━━━━━ RECORDS SUPPLIED
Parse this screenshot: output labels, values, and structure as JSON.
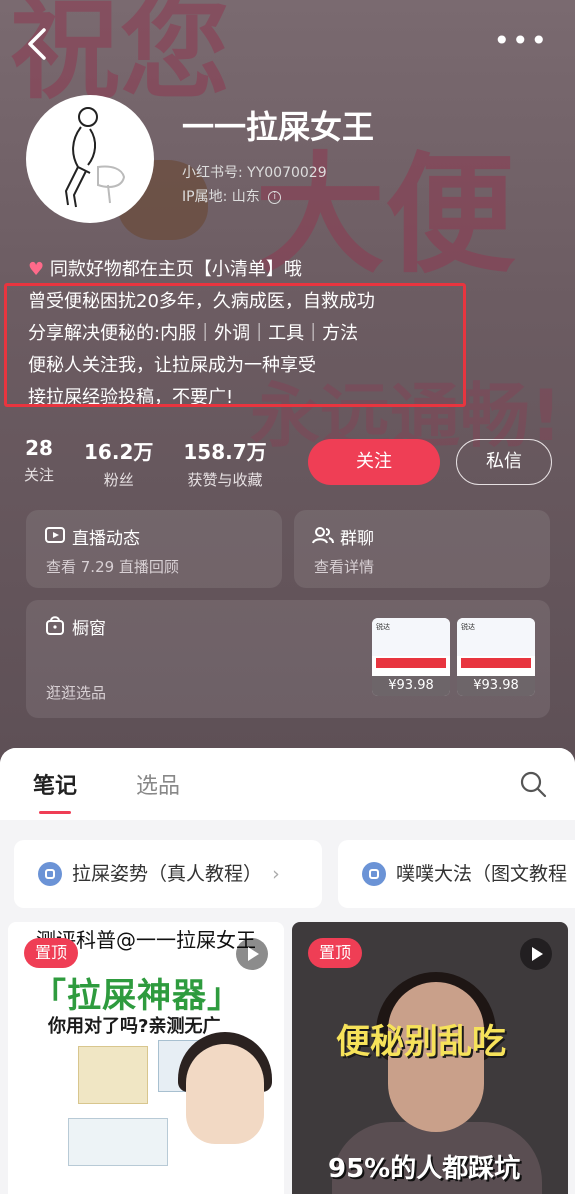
{
  "profile": {
    "name": "一一拉屎女王",
    "xhs_id_label": "小红书号:",
    "xhs_id": "YY0070029",
    "ip_label": "IP属地:",
    "ip_location": "山东",
    "bio_lines": [
      "同款好物都在主页【小清单】哦",
      "曾受便秘困扰20多年，久病成医，自救成功",
      "分享解决便秘的:内服｜外调｜工具｜方法",
      "便秘人关注我，让拉屎成为一种享受",
      "接拉屎经验投稿，不要广!"
    ],
    "background_words": [
      "祝您",
      "大便",
      "永远通畅!"
    ]
  },
  "stats": [
    {
      "value": "28",
      "label": "关注"
    },
    {
      "value": "16.2万",
      "label": "粉丝"
    },
    {
      "value": "158.7万",
      "label": "获赞与收藏"
    }
  ],
  "actions": {
    "follow": "关注",
    "message": "私信"
  },
  "cards": {
    "live": {
      "title": "直播动态",
      "subtitle": "查看 7.29 直播回顾"
    },
    "group": {
      "title": "群聊",
      "subtitle": "查看详情"
    },
    "shop": {
      "title": "橱窗",
      "subtitle": "逛逛选品",
      "products": [
        {
          "brand": "锐达",
          "price": "¥93.98"
        },
        {
          "brand": "锐达",
          "price": "¥93.98"
        }
      ]
    }
  },
  "tabs": {
    "notes": "笔记",
    "picks": "选品"
  },
  "collections": [
    {
      "label": "拉屎姿势（真人教程）"
    },
    {
      "label": "噗噗大法（图文教程"
    }
  ],
  "posts": [
    {
      "pin": "置顶",
      "top_text": "测评科普@一一拉屎女王",
      "headline": "「拉屎神器」",
      "subline": "你用对了吗?亲测无广"
    },
    {
      "pin": "置顶",
      "headline": "便秘别乱吃",
      "bottom_text": "95%的人都踩坑"
    }
  ],
  "colors": {
    "accent": "#ef3e55",
    "highlight_box": "#e8353f"
  }
}
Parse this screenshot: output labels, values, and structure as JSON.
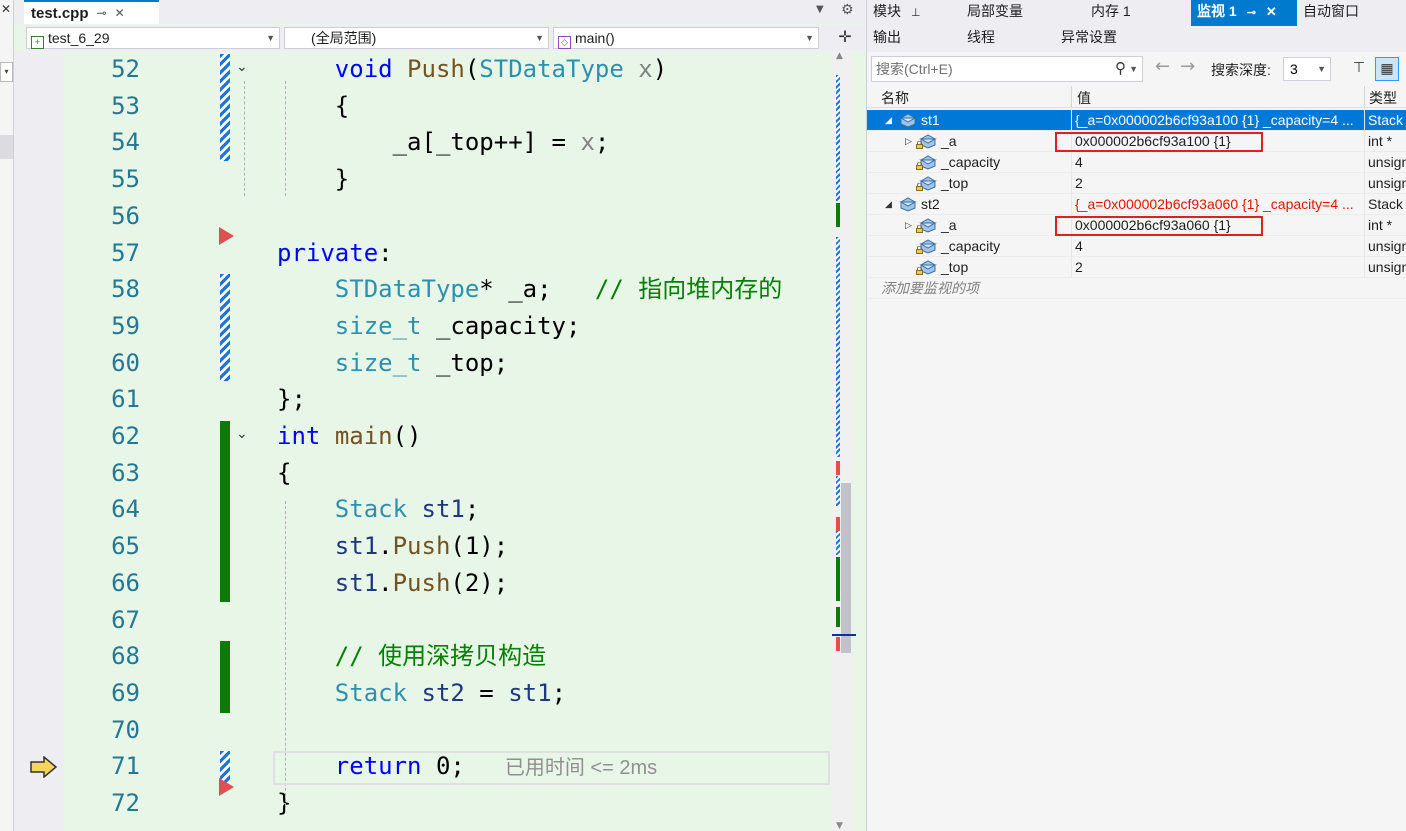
{
  "editor": {
    "file_tab": "test.cpp",
    "project_combo": "test_6_29",
    "scope_combo": "(全局范围)",
    "member_combo": "main()",
    "lines": [
      {
        "n": "52",
        "parts": [
          [
            "    ",
            ""
          ],
          [
            "void",
            "kw"
          ],
          [
            " ",
            ""
          ],
          [
            "Push",
            "fn"
          ],
          [
            "(",
            ""
          ],
          [
            "STDataType",
            "ty"
          ],
          [
            " ",
            ""
          ],
          [
            "x",
            "pa"
          ],
          [
            ")",
            ""
          ]
        ]
      },
      {
        "n": "53",
        "parts": [
          [
            "    {",
            ""
          ]
        ]
      },
      {
        "n": "54",
        "parts": [
          [
            "        _a[_top++] = ",
            ""
          ],
          [
            "x",
            "pa"
          ],
          [
            ";",
            ""
          ]
        ]
      },
      {
        "n": "55",
        "parts": [
          [
            "    }",
            ""
          ]
        ]
      },
      {
        "n": "56",
        "parts": []
      },
      {
        "n": "57",
        "parts": [
          [
            "private",
            "kw"
          ],
          [
            ":",
            ""
          ]
        ]
      },
      {
        "n": "58",
        "parts": [
          [
            "    ",
            ""
          ],
          [
            "STDataType",
            "ty"
          ],
          [
            "* _a;   ",
            ""
          ],
          [
            "// 指向堆内存的",
            "cm"
          ]
        ]
      },
      {
        "n": "59",
        "parts": [
          [
            "    ",
            ""
          ],
          [
            "size_t",
            "ty"
          ],
          [
            " _capacity;",
            ""
          ]
        ]
      },
      {
        "n": "60",
        "parts": [
          [
            "    ",
            ""
          ],
          [
            "size_t",
            "ty"
          ],
          [
            " _top;",
            ""
          ]
        ]
      },
      {
        "n": "61",
        "parts": [
          [
            "};",
            ""
          ]
        ]
      },
      {
        "n": "62",
        "parts": [
          [
            "int",
            "kw"
          ],
          [
            " ",
            ""
          ],
          [
            "main",
            "fn"
          ],
          [
            "()",
            ""
          ]
        ]
      },
      {
        "n": "63",
        "parts": [
          [
            "{",
            ""
          ]
        ]
      },
      {
        "n": "64",
        "parts": [
          [
            "    ",
            ""
          ],
          [
            "Stack",
            "ty"
          ],
          [
            " ",
            ""
          ],
          [
            "st1",
            "va"
          ],
          [
            ";",
            ""
          ]
        ]
      },
      {
        "n": "65",
        "parts": [
          [
            "    ",
            ""
          ],
          [
            "st1",
            "va"
          ],
          [
            ".",
            ""
          ],
          [
            "Push",
            "fn"
          ],
          [
            "(1);",
            ""
          ]
        ]
      },
      {
        "n": "66",
        "parts": [
          [
            "    ",
            ""
          ],
          [
            "st1",
            "va"
          ],
          [
            ".",
            ""
          ],
          [
            "Push",
            "fn"
          ],
          [
            "(2);",
            ""
          ]
        ]
      },
      {
        "n": "67",
        "parts": []
      },
      {
        "n": "68",
        "parts": [
          [
            "    ",
            ""
          ],
          [
            "// 使用深拷贝构造",
            "cm"
          ]
        ]
      },
      {
        "n": "69",
        "parts": [
          [
            "    ",
            ""
          ],
          [
            "Stack",
            "ty"
          ],
          [
            " ",
            ""
          ],
          [
            "st2",
            "va"
          ],
          [
            " = ",
            ""
          ],
          [
            "st1",
            "va"
          ],
          [
            ";",
            ""
          ]
        ]
      },
      {
        "n": "70",
        "parts": []
      },
      {
        "n": "71",
        "parts": [
          [
            "    ",
            ""
          ],
          [
            "return",
            "kw"
          ],
          [
            " 0;",
            ""
          ]
        ]
      },
      {
        "n": "72",
        "parts": [
          [
            "}",
            ""
          ]
        ]
      }
    ],
    "elapsed_hint": "已用时间 <= 2ms",
    "current_line": "71"
  },
  "panel": {
    "tabs_row1": [
      "模块",
      "局部变量",
      "内存 1",
      "监视 1",
      "自动窗口"
    ],
    "tabs_row2": [
      "输出",
      "线程",
      "异常设置"
    ],
    "search_placeholder": "搜索(Ctrl+E)",
    "depth_label": "搜索深度:",
    "depth_value": "3",
    "columns": {
      "name": "名称",
      "value": "值",
      "type": "类型"
    },
    "rows": [
      {
        "level": 0,
        "expand": "◢",
        "name": "st1",
        "value": "{_a=0x000002b6cf93a100 {1} _capacity=4 ...",
        "type": "Stack",
        "selected": true,
        "changed": true
      },
      {
        "level": 1,
        "expand": "▷",
        "name": "_a",
        "value": "0x000002b6cf93a100 {1}",
        "type": "int *",
        "boxed": true
      },
      {
        "level": 1,
        "expand": "",
        "name": "_capacity",
        "value": "4",
        "type": "unsigned"
      },
      {
        "level": 1,
        "expand": "",
        "name": "_top",
        "value": "2",
        "type": "unsigned"
      },
      {
        "level": 0,
        "expand": "◢",
        "name": "st2",
        "value": "{_a=0x000002b6cf93a060 {1} _capacity=4 ...",
        "type": "Stack",
        "changed": true
      },
      {
        "level": 1,
        "expand": "▷",
        "name": "_a",
        "value": "0x000002b6cf93a060 {1}",
        "type": "int *",
        "boxed": true
      },
      {
        "level": 1,
        "expand": "",
        "name": "_capacity",
        "value": "4",
        "type": "unsigned"
      },
      {
        "level": 1,
        "expand": "",
        "name": "_top",
        "value": "2",
        "type": "unsigned"
      }
    ],
    "add_watch": "添加要监视的项"
  },
  "colors": {
    "accent": "#007acc",
    "selection": "#0078d7",
    "changed_value": "#e51400",
    "editor_bg": "#e8f6e8"
  }
}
━━━━━━━━━━
*STATED EXERCISE*
Every entry must be reproduced exactly, with the images left out.

*CORRECT RESULT*
Parse this screenshot: output labels, values, and structure as JSON.
{
  "profile": {
    "name": "一一拉屎女王",
    "xhs_id_label": "小红书号:",
    "xhs_id": "YY0070029",
    "ip_label": "IP属地:",
    "ip_location": "山东",
    "bio_lines": [
      "同款好物都在主页【小清单】哦",
      "曾受便秘困扰20多年，久病成医，自救成功",
      "分享解决便秘的:内服｜外调｜工具｜方法",
      "便秘人关注我，让拉屎成为一种享受",
      "接拉屎经验投稿，不要广!"
    ],
    "background_words": [
      "祝您",
      "大便",
      "永远通畅!"
    ]
  },
  "stats": [
    {
      "value": "28",
      "label": "关注"
    },
    {
      "value": "16.2万",
      "label": "粉丝"
    },
    {
      "value": "158.7万",
      "label": "获赞与收藏"
    }
  ],
  "actions": {
    "follow": "关注",
    "message": "私信"
  },
  "cards": {
    "live": {
      "title": "直播动态",
      "subtitle": "查看 7.29 直播回顾"
    },
    "group": {
      "title": "群聊",
      "subtitle": "查看详情"
    },
    "shop": {
      "title": "橱窗",
      "subtitle": "逛逛选品",
      "products": [
        {
          "brand": "锐达",
          "price": "¥93.98"
        },
        {
          "brand": "锐达",
          "price": "¥93.98"
        }
      ]
    }
  },
  "tabs": {
    "notes": "笔记",
    "picks": "选品"
  },
  "collections": [
    {
      "label": "拉屎姿势（真人教程）"
    },
    {
      "label": "噗噗大法（图文教程"
    }
  ],
  "posts": [
    {
      "pin": "置顶",
      "top_text": "测评科普@一一拉屎女王",
      "headline": "「拉屎神器」",
      "subline": "你用对了吗?亲测无广"
    },
    {
      "pin": "置顶",
      "headline": "便秘别乱吃",
      "bottom_text": "95%的人都踩坑"
    }
  ],
  "colors": {
    "accent": "#ef3e55",
    "highlight_box": "#e8353f"
  }
}
Parse this screenshot: output labels, values, and structure as JSON.
{
  "editor": {
    "file_tab": "test.cpp",
    "project_combo": "test_6_29",
    "scope_combo": "(全局范围)",
    "member_combo": "main()",
    "lines": [
      {
        "n": "52",
        "parts": [
          [
            "    ",
            ""
          ],
          [
            "void",
            "kw"
          ],
          [
            " ",
            ""
          ],
          [
            "Push",
            "fn"
          ],
          [
            "(",
            ""
          ],
          [
            "STDataType",
            "ty"
          ],
          [
            " ",
            ""
          ],
          [
            "x",
            "pa"
          ],
          [
            ")",
            ""
          ]
        ]
      },
      {
        "n": "53",
        "parts": [
          [
            "    {",
            ""
          ]
        ]
      },
      {
        "n": "54",
        "parts": [
          [
            "        _a[_top++] = ",
            ""
          ],
          [
            "x",
            "pa"
          ],
          [
            ";",
            ""
          ]
        ]
      },
      {
        "n": "55",
        "parts": [
          [
            "    }",
            ""
          ]
        ]
      },
      {
        "n": "56",
        "parts": []
      },
      {
        "n": "57",
        "parts": [
          [
            "private",
            "kw"
          ],
          [
            ":",
            ""
          ]
        ]
      },
      {
        "n": "58",
        "parts": [
          [
            "    ",
            ""
          ],
          [
            "STDataType",
            "ty"
          ],
          [
            "* _a;   ",
            ""
          ],
          [
            "// 指向堆内存的",
            "cm"
          ]
        ]
      },
      {
        "n": "59",
        "parts": [
          [
            "    ",
            ""
          ],
          [
            "size_t",
            "ty"
          ],
          [
            " _capacity;",
            ""
          ]
        ]
      },
      {
        "n": "60",
        "parts": [
          [
            "    ",
            ""
          ],
          [
            "size_t",
            "ty"
          ],
          [
            " _top;",
            ""
          ]
        ]
      },
      {
        "n": "61",
        "parts": [
          [
            "};",
            ""
          ]
        ]
      },
      {
        "n": "62",
        "parts": [
          [
            "int",
            "kw"
          ],
          [
            " ",
            ""
          ],
          [
            "main",
            "fn"
          ],
          [
            "()",
            ""
          ]
        ]
      },
      {
        "n": "63",
        "parts": [
          [
            "{",
            ""
          ]
        ]
      },
      {
        "n": "64",
        "parts": [
          [
            "    ",
            ""
          ],
          [
            "Stack",
            "ty"
          ],
          [
            " ",
            ""
          ],
          [
            "st1",
            "va"
          ],
          [
            ";",
            ""
          ]
        ]
      },
      {
        "n": "65",
        "parts": [
          [
            "    ",
            ""
          ],
          [
            "st1",
            "va"
          ],
          [
            ".",
            ""
          ],
          [
            "Push",
            "fn"
          ],
          [
            "(1);",
            ""
          ]
        ]
      },
      {
        "n": "66",
        "parts": [
          [
            "    ",
            ""
          ],
          [
            "st1",
            "va"
          ],
          [
            ".",
            ""
          ],
          [
            "Push",
            "fn"
          ],
          [
            "(2);",
            ""
          ]
        ]
      },
      {
        "n": "67",
        "parts": []
      },
      {
        "n": "68",
        "parts": [
          [
            "    ",
            ""
          ],
          [
            "// 使用深拷贝构造",
            "cm"
          ]
        ]
      },
      {
        "n": "69",
        "parts": [
          [
            "    ",
            ""
          ],
          [
            "Stack",
            "ty"
          ],
          [
            " ",
            ""
          ],
          [
            "st2",
            "va"
          ],
          [
            " = ",
            ""
          ],
          [
            "st1",
            "va"
          ],
          [
            ";",
            ""
          ]
        ]
      },
      {
        "n": "70",
        "parts": []
      },
      {
        "n": "71",
        "parts": [
          [
            "    ",
            ""
          ],
          [
            "return",
            "kw"
          ],
          [
            " 0;",
            ""
          ]
        ]
      },
      {
        "n": "72",
        "parts": [
          [
            "}",
            ""
          ]
        ]
      }
    ],
    "elapsed_hint": "已用时间 <= 2ms",
    "current_line": "71"
  },
  "panel": {
    "tabs_row1": [
      "模块",
      "局部变量",
      "内存 1",
      "监视 1",
      "自动窗口"
    ],
    "tabs_row2": [
      "输出",
      "线程",
      "异常设置"
    ],
    "search_placeholder": "搜索(Ctrl+E)",
    "depth_label": "搜索深度:",
    "depth_value": "3",
    "columns": {
      "name": "名称",
      "value": "值",
      "type": "类型"
    },
    "rows": [
      {
        "level": 0,
        "expand": "◢",
        "name": "st1",
        "value": "{_a=0x000002b6cf93a100 {1} _capacity=4 ...",
        "type": "Stack",
        "selected": true,
        "changed": true
      },
      {
        "level": 1,
        "expand": "▷",
        "name": "_a",
        "value": "0x000002b6cf93a100 {1}",
        "type": "int *",
        "boxed": true
      },
      {
        "level": 1,
        "expand": "",
        "name": "_capacity",
        "value": "4",
        "type": "unsigned"
      },
      {
        "level": 1,
        "expand": "",
        "name": "_top",
        "value": "2",
        "type": "unsigned"
      },
      {
        "level": 0,
        "expand": "◢",
        "name": "st2",
        "value": "{_a=0x000002b6cf93a060 {1} _capacity=4 ...",
        "type": "Stack",
        "changed": true
      },
      {
        "level": 1,
        "expand": "▷",
        "name": "_a",
        "value": "0x000002b6cf93a060 {1}",
        "type": "int *",
        "boxed": true
      },
      {
        "level": 1,
        "expand": "",
        "name": "_capacity",
        "value": "4",
        "type": "unsigned"
      },
      {
        "level": 1,
        "expand": "",
        "name": "_top",
        "value": "2",
        "type": "unsigned"
      }
    ],
    "add_watch": "添加要监视的项"
  },
  "colors": {
    "accent": "#007acc",
    "selection": "#0078d7",
    "changed_value": "#e51400",
    "editor_bg": "#e8f6e8"
  }
}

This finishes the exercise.